- [TASK STATEMENT]
Find the lines that include the string "legend" and report how many there are. Give no other text.

- [INFORMATION SHOWN]
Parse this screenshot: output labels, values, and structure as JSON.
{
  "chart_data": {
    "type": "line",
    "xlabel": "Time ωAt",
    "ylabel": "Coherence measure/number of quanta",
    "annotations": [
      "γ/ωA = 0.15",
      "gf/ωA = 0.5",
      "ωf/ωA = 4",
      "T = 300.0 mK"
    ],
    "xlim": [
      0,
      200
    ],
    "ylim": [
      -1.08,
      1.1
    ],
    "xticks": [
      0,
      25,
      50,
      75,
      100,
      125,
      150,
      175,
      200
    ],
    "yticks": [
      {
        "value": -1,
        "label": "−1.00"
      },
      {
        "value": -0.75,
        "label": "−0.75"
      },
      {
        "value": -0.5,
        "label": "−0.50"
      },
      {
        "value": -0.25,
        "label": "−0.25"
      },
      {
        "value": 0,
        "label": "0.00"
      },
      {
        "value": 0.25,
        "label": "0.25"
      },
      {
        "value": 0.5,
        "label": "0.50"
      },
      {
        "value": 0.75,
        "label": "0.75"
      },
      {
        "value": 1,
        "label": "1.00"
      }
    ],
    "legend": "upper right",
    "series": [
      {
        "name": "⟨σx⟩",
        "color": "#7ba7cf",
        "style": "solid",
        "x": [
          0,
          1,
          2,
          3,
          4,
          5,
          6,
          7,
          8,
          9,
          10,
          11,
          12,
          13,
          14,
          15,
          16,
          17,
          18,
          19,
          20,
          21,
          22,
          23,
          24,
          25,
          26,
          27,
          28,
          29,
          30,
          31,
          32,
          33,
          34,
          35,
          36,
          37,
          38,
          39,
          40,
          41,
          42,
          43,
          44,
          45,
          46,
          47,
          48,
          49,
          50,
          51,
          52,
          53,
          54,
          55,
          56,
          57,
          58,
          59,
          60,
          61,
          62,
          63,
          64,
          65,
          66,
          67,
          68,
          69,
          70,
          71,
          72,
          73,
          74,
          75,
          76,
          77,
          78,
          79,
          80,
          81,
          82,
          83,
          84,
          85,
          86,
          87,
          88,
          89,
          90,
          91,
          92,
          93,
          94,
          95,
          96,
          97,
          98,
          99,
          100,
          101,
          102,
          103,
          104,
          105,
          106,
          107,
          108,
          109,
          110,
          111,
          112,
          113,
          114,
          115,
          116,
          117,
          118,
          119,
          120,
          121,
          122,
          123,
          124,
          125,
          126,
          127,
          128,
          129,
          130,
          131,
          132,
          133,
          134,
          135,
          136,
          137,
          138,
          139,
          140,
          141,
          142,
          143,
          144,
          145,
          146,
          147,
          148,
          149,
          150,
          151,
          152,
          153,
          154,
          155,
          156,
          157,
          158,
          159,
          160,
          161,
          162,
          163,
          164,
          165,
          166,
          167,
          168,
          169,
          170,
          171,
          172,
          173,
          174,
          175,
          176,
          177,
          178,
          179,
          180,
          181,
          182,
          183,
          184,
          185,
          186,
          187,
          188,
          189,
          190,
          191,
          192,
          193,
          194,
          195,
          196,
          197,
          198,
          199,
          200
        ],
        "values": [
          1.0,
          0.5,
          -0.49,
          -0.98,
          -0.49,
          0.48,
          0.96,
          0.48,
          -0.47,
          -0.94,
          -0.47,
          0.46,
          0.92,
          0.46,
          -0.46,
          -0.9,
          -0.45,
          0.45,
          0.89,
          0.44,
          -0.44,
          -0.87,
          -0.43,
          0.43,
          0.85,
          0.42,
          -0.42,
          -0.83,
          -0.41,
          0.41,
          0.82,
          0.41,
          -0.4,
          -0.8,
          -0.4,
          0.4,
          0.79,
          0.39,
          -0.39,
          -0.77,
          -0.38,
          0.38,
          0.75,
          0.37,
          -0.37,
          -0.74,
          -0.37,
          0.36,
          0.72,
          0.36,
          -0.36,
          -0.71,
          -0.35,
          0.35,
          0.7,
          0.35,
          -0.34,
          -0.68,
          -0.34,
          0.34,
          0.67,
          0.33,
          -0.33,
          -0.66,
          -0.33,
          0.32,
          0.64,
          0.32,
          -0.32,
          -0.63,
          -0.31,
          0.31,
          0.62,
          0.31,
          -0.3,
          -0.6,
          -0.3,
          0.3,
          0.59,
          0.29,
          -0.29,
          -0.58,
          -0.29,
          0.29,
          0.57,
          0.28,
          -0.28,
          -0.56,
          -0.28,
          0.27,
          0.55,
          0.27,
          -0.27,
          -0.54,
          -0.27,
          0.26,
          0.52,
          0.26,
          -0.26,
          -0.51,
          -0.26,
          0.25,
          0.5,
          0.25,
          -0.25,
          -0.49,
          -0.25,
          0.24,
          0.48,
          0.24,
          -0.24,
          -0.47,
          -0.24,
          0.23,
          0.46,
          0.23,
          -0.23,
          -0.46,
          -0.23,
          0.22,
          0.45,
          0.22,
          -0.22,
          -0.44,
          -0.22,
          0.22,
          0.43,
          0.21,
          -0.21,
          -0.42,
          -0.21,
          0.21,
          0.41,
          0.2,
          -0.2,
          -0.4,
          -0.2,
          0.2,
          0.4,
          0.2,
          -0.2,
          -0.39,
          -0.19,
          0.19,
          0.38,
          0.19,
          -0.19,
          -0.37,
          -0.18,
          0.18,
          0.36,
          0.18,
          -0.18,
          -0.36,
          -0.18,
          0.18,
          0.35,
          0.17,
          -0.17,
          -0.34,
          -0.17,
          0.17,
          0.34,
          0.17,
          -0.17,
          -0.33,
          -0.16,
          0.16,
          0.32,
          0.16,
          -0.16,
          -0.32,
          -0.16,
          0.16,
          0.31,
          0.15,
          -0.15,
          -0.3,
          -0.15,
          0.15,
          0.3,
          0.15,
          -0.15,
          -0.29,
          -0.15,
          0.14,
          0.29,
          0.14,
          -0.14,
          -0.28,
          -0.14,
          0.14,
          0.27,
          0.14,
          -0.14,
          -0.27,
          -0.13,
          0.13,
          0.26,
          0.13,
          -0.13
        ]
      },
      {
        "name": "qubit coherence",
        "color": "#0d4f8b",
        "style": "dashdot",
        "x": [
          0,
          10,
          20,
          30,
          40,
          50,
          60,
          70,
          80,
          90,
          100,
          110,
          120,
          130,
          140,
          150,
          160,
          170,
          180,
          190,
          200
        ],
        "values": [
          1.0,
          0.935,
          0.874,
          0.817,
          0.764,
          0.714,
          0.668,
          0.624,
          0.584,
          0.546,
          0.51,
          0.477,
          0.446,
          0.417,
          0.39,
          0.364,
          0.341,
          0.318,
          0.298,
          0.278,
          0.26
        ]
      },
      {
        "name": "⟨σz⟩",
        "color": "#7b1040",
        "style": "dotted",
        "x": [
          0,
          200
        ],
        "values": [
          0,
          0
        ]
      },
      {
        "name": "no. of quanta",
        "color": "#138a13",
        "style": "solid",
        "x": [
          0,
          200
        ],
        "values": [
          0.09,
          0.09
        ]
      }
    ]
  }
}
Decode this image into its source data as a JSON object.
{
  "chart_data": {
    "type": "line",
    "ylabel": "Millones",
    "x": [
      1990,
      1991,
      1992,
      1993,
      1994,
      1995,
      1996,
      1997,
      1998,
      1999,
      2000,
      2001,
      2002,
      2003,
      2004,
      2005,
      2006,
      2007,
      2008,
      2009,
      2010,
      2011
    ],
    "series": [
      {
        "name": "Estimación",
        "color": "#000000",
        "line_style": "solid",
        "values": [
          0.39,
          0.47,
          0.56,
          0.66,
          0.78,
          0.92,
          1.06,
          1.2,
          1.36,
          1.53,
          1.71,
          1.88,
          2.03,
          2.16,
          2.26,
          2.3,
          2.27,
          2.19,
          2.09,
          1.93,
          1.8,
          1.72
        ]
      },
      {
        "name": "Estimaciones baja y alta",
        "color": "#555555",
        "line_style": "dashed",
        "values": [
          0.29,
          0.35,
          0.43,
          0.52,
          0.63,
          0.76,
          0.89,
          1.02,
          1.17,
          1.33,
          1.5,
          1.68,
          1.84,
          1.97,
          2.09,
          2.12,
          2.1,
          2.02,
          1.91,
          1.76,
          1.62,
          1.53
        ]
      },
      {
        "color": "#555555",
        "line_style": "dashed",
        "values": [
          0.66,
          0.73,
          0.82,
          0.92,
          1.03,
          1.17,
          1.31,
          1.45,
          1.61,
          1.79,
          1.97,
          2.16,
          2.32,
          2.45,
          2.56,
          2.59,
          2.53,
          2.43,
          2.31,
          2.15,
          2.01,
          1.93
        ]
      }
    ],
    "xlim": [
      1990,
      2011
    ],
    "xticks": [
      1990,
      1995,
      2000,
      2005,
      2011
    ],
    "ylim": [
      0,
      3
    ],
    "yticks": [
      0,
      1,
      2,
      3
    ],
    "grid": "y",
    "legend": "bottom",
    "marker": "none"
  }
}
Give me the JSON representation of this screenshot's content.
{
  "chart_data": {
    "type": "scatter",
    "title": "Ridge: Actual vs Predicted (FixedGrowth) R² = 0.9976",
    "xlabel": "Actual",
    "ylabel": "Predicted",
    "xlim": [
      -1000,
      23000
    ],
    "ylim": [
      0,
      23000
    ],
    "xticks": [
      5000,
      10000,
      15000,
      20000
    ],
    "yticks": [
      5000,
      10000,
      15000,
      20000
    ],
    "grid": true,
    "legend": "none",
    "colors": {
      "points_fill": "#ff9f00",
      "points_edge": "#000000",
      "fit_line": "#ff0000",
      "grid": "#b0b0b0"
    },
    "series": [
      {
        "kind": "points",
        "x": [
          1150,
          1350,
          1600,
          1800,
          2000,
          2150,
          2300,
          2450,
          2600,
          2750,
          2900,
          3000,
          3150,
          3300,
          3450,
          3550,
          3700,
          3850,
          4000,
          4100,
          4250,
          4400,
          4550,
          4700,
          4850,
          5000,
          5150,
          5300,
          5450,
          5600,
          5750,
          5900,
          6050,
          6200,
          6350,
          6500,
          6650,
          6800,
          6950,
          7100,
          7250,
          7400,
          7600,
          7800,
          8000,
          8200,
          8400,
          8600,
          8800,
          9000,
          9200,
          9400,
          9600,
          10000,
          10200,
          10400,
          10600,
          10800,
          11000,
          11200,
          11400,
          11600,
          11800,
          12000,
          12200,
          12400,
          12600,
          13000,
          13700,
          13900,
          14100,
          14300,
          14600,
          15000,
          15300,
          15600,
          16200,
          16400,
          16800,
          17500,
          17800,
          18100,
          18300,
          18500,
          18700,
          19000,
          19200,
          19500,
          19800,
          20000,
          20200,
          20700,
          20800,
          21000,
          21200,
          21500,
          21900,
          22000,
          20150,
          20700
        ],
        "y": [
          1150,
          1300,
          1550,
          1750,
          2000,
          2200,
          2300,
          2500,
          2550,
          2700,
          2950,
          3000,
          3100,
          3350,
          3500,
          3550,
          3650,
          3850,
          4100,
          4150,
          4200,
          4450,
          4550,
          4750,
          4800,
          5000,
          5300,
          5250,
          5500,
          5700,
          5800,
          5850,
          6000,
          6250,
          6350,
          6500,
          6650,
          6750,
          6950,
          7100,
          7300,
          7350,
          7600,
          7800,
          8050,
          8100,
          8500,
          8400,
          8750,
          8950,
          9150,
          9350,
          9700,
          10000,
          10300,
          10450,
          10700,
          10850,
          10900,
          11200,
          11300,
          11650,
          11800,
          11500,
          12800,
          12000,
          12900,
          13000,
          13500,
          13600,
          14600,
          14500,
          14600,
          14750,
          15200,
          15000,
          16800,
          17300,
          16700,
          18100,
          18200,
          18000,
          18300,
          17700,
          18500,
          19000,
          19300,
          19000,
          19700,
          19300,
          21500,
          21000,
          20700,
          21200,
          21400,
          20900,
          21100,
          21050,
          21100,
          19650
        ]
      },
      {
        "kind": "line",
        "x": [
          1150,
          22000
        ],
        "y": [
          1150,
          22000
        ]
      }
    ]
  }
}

- [ANSWER TO THE TASK]
3